[start Stored records]

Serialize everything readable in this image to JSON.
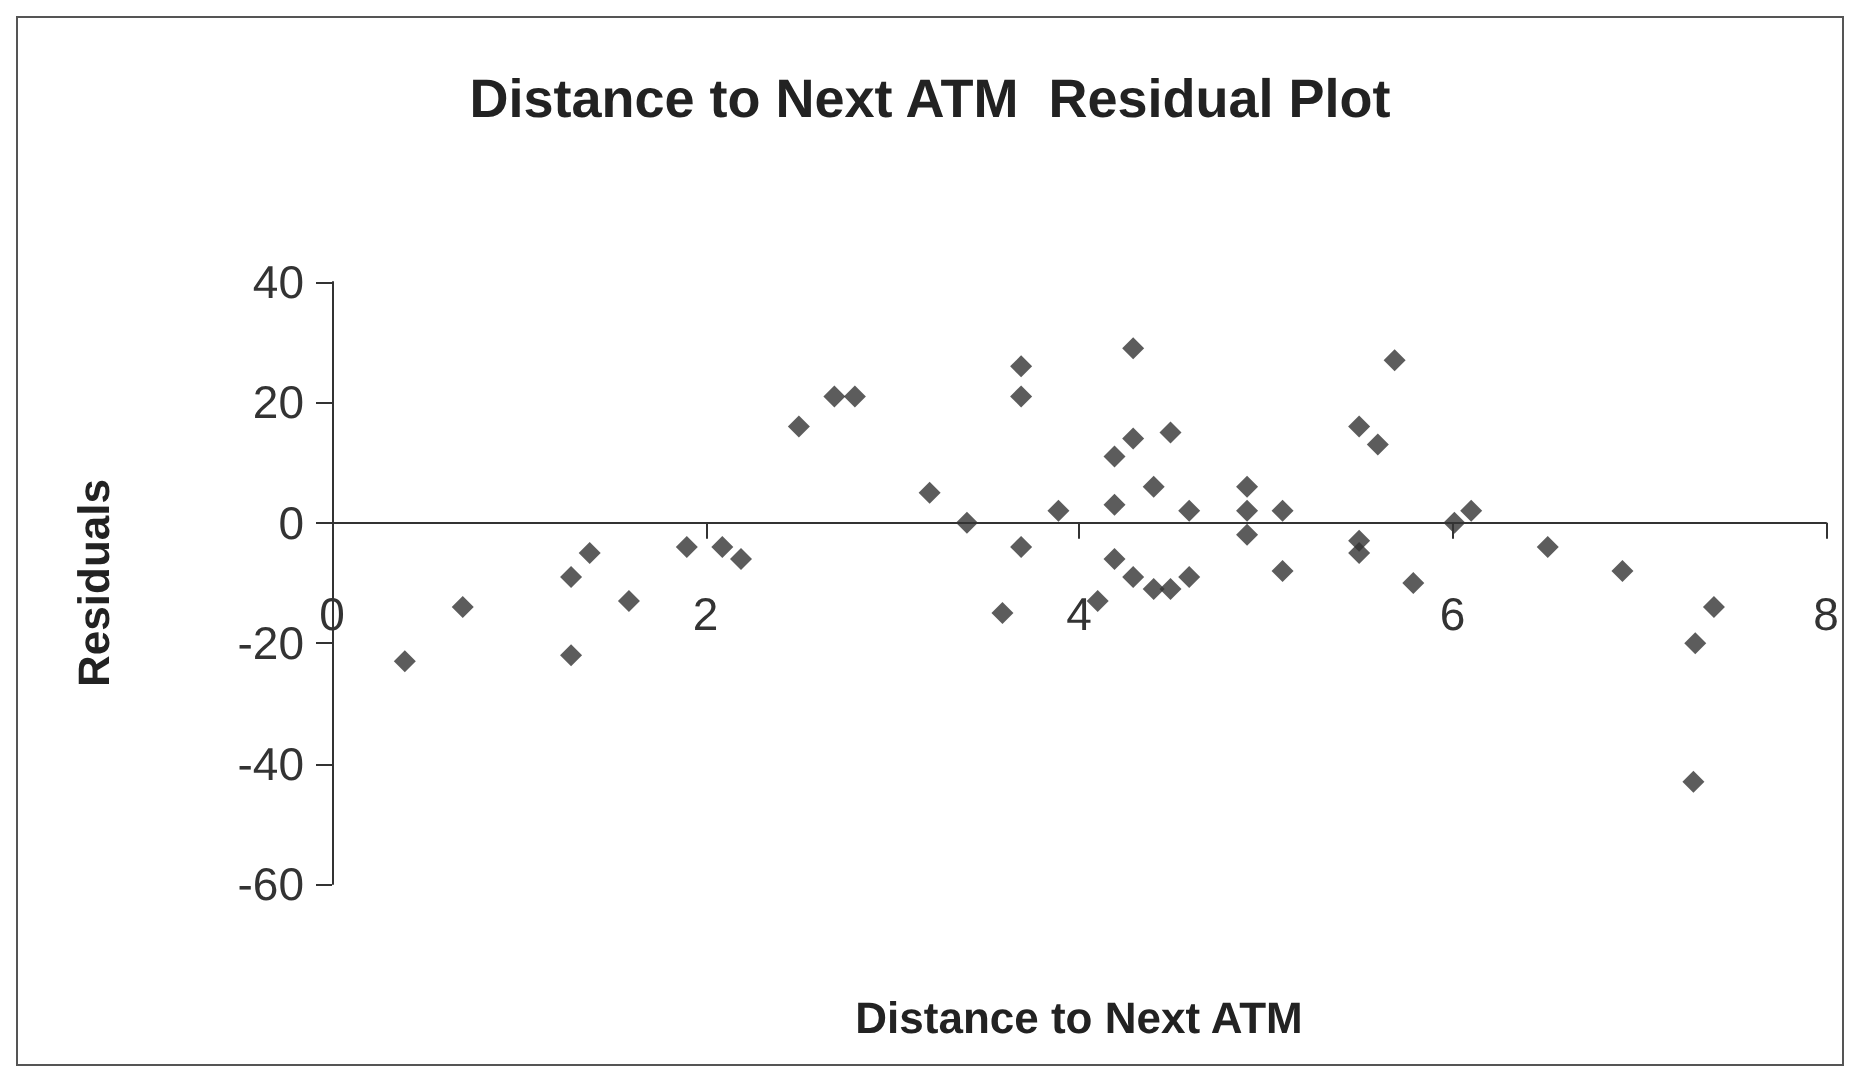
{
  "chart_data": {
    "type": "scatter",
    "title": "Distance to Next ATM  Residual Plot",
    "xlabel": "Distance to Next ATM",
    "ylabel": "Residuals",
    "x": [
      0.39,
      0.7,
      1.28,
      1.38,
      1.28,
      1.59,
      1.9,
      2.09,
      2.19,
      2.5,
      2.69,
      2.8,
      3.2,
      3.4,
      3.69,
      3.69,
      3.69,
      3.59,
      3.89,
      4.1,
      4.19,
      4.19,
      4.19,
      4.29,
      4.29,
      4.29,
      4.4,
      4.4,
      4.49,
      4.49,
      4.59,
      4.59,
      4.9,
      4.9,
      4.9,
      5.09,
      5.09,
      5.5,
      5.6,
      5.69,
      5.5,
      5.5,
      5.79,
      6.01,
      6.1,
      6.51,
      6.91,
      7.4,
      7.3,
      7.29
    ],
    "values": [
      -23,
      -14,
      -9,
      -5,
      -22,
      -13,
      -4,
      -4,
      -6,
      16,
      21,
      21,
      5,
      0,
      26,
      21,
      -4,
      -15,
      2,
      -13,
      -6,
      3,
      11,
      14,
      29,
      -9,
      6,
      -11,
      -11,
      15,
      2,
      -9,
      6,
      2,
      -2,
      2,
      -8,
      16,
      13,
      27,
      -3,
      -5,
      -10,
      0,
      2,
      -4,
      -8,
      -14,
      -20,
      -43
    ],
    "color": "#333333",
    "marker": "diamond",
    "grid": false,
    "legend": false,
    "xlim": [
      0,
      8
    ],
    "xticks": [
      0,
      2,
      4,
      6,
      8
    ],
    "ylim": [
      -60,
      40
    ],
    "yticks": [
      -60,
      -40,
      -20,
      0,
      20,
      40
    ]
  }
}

[end Stored records]

_Given exercise:_ Check each line of the records above for the string "Distance", and report every line that has it.

_Result for this exercise:_
    "title": "Distance to Next ATM  Residual Plot",
    "xlabel": "Distance to Next ATM",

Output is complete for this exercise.